Written request - Retype the lines of the records below, starting at the line that contains "x-tick-label: 76 bbox=[437, 700, 449, 712]" and ending at the line that contains "chart-panel-1: Data, encrypted", with both of those lines included. Reproduce each line without any change.

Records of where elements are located
• • • •

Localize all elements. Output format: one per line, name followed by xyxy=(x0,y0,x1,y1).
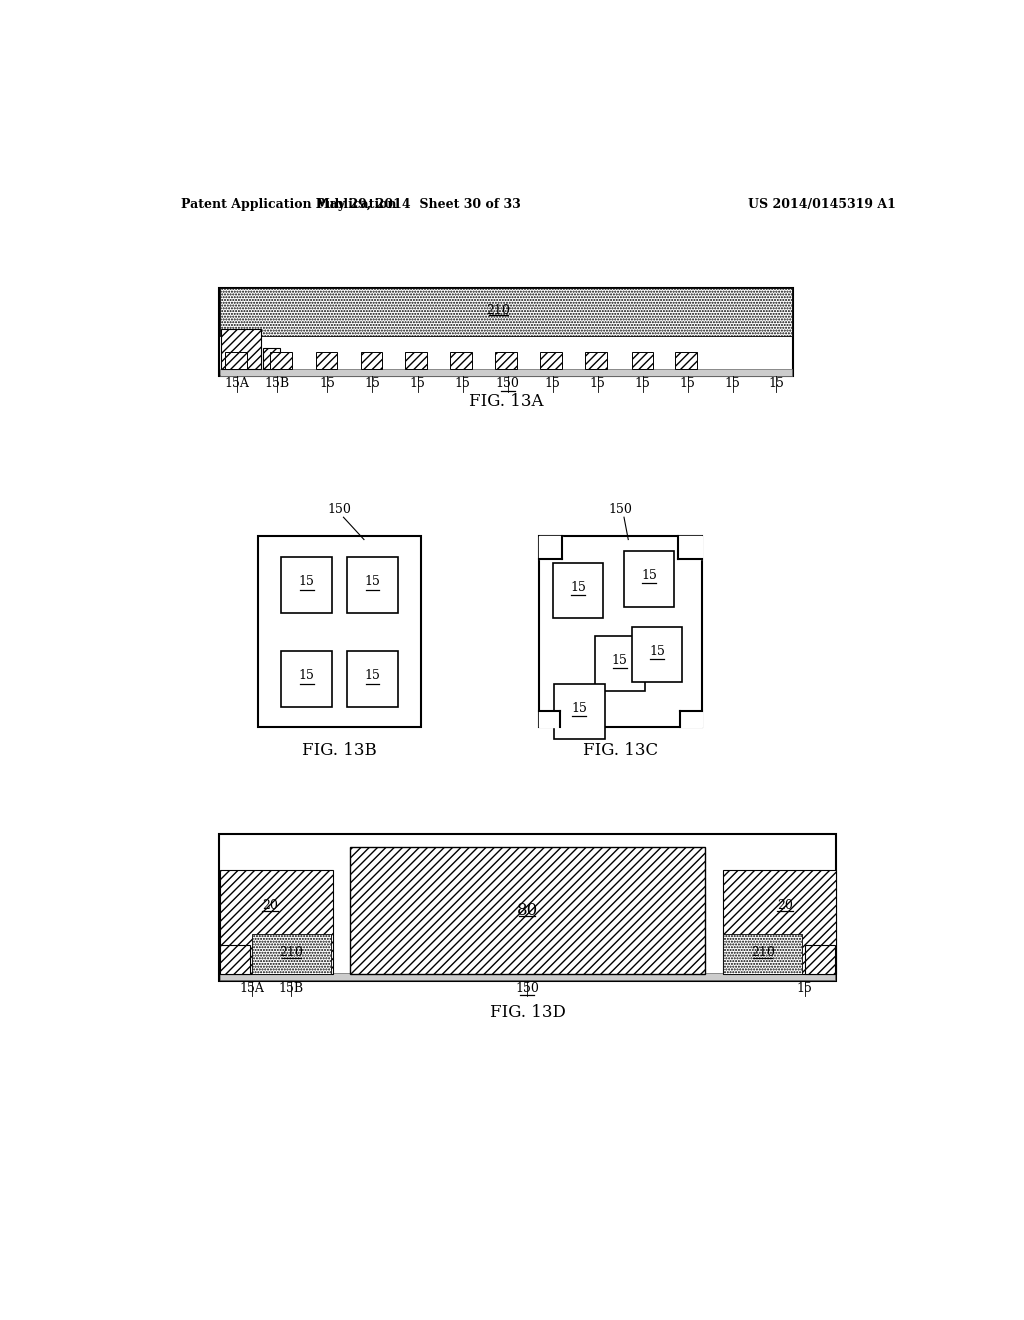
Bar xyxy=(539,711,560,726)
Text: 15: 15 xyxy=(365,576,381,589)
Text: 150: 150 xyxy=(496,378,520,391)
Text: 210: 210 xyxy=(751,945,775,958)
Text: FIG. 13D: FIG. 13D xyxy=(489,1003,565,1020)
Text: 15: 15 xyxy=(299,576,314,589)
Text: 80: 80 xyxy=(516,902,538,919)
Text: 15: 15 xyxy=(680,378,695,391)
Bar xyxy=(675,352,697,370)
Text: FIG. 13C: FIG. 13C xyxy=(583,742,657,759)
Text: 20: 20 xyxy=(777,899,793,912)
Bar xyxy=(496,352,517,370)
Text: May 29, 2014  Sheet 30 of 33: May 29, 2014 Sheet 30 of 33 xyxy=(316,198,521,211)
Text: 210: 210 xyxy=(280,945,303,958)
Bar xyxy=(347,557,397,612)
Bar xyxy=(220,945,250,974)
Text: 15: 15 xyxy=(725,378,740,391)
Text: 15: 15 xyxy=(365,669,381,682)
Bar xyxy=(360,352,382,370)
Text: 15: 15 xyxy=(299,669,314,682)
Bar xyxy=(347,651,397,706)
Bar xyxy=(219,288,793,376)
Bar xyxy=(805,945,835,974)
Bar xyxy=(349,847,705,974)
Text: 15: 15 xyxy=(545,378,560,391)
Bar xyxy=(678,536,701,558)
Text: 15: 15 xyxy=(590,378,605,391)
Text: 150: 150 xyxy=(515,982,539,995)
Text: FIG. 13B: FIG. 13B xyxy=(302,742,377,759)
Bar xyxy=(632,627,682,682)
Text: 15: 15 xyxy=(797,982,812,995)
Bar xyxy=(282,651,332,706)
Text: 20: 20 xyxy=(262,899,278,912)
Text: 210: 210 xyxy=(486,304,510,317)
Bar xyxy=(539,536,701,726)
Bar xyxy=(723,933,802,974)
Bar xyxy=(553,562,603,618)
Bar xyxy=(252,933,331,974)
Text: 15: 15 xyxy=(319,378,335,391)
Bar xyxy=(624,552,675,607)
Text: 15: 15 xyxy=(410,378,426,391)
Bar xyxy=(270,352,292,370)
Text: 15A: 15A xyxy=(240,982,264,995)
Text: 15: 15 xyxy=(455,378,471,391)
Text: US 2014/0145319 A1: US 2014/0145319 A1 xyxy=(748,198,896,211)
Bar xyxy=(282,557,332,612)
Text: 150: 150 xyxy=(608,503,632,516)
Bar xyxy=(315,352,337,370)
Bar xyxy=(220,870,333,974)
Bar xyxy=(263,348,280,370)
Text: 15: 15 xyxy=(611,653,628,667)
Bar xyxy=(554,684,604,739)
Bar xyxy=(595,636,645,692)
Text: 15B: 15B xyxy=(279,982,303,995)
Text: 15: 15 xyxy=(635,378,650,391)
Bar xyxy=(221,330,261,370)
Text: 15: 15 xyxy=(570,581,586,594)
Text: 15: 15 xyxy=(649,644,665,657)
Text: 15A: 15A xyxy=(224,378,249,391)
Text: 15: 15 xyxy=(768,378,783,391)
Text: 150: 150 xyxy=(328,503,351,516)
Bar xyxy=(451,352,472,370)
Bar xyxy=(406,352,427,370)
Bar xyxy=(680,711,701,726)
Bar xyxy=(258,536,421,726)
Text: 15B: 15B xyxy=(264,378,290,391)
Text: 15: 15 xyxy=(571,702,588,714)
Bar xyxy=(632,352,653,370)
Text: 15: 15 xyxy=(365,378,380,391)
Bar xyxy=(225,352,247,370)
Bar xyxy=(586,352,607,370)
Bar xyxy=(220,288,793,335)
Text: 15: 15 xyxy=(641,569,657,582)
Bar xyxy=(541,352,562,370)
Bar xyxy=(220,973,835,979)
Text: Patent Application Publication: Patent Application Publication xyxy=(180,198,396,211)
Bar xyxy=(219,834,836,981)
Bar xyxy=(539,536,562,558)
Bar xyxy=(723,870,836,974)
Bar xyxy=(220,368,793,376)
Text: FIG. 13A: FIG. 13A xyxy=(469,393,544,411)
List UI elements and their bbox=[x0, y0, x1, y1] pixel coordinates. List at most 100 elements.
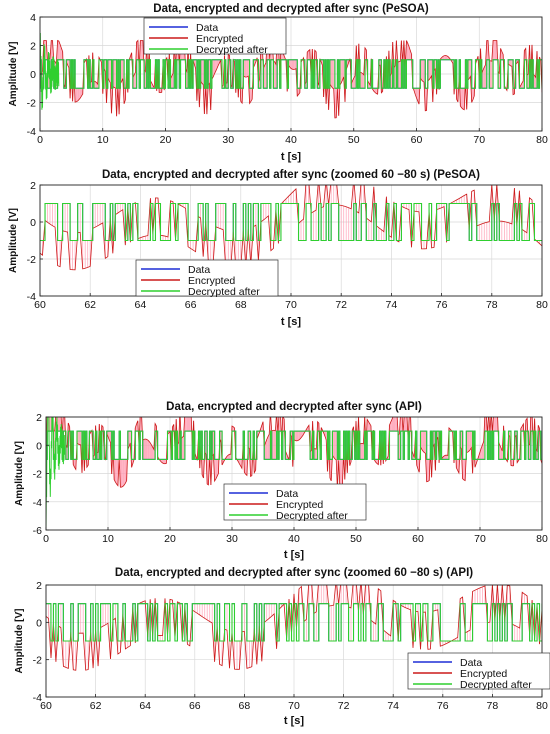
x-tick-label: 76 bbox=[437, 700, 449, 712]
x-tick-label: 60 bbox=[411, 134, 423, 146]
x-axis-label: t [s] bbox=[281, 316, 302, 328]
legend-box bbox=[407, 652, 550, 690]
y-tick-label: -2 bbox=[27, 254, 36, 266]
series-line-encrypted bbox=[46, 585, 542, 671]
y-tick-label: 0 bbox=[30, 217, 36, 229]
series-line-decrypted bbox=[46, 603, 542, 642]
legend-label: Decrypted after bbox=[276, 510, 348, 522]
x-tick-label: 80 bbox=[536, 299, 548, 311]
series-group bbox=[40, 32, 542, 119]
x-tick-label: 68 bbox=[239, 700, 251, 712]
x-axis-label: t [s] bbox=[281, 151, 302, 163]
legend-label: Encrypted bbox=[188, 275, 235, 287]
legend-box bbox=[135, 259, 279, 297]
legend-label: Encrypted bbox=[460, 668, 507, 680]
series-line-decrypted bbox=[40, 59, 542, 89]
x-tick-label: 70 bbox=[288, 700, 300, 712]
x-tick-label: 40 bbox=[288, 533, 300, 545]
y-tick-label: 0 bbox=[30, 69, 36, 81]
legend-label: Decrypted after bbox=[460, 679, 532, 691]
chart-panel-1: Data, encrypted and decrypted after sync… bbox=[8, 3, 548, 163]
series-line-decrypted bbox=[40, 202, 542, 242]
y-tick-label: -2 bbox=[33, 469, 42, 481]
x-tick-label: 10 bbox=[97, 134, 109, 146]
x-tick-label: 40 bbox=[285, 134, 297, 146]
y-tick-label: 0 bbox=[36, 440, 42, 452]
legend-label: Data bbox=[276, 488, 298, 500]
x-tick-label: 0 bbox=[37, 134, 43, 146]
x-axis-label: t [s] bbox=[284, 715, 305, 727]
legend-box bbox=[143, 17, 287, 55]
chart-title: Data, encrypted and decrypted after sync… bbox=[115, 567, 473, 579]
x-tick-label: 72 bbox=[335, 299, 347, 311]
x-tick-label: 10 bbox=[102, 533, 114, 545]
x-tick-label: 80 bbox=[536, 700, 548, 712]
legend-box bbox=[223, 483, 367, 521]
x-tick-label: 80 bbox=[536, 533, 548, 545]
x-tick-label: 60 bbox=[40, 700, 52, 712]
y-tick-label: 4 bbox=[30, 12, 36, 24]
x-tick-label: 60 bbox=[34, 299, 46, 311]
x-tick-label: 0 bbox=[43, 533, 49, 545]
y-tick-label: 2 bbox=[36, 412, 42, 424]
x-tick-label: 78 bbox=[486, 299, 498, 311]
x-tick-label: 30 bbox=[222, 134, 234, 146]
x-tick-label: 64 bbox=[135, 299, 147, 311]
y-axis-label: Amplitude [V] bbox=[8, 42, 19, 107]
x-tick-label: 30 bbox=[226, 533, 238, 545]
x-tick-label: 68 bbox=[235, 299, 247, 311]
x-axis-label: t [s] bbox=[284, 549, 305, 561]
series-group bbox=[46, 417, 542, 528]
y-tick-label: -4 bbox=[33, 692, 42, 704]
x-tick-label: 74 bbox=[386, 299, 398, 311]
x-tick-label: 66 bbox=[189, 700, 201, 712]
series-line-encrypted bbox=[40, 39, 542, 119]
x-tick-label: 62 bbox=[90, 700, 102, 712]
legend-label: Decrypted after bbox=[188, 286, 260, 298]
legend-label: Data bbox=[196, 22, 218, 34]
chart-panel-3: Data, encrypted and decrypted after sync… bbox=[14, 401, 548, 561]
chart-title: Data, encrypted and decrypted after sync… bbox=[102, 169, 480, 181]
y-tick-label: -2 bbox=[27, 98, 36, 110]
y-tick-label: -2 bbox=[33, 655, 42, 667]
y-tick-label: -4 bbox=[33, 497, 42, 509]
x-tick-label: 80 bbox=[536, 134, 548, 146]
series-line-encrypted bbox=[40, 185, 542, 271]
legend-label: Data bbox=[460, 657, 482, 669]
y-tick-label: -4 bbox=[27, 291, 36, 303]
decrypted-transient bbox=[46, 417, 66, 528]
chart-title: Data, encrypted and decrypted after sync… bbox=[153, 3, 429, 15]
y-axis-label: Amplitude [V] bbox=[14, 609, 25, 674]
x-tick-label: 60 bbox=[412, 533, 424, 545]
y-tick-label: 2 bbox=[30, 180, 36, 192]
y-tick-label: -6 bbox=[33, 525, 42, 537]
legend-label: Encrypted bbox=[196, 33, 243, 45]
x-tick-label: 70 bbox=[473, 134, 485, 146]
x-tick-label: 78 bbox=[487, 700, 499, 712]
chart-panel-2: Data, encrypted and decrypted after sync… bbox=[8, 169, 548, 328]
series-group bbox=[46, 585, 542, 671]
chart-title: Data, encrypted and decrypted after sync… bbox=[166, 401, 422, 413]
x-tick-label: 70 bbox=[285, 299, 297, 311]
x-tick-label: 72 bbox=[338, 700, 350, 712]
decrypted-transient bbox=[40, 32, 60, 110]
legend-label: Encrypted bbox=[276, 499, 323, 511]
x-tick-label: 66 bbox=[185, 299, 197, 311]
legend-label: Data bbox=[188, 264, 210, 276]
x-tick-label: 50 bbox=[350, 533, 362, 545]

• • • •

Written reply -
x-tick-label: 76 bbox=[437, 700, 449, 712]
x-tick-label: 60 bbox=[411, 134, 423, 146]
x-axis-label: t [s] bbox=[281, 316, 302, 328]
legend-box bbox=[407, 652, 550, 690]
y-tick-label: -2 bbox=[27, 254, 36, 266]
series-line-encrypted bbox=[46, 585, 542, 671]
y-tick-label: 0 bbox=[30, 217, 36, 229]
series-line-decrypted bbox=[46, 603, 542, 642]
legend-label: Decrypted after bbox=[276, 510, 348, 522]
x-tick-label: 80 bbox=[536, 299, 548, 311]
series-group bbox=[40, 32, 542, 119]
x-tick-label: 68 bbox=[239, 700, 251, 712]
x-axis-label: t [s] bbox=[281, 151, 302, 163]
legend-label: Encrypted bbox=[188, 275, 235, 287]
legend-box bbox=[135, 259, 279, 297]
legend-label: Encrypted bbox=[460, 668, 507, 680]
series-line-decrypted bbox=[40, 59, 542, 89]
x-tick-label: 70 bbox=[288, 700, 300, 712]
x-tick-label: 40 bbox=[288, 533, 300, 545]
y-tick-label: 0 bbox=[30, 69, 36, 81]
legend-label: Decrypted after bbox=[460, 679, 532, 691]
chart-panel-1: Data, encrypted and decrypted after sync… bbox=[8, 3, 548, 163]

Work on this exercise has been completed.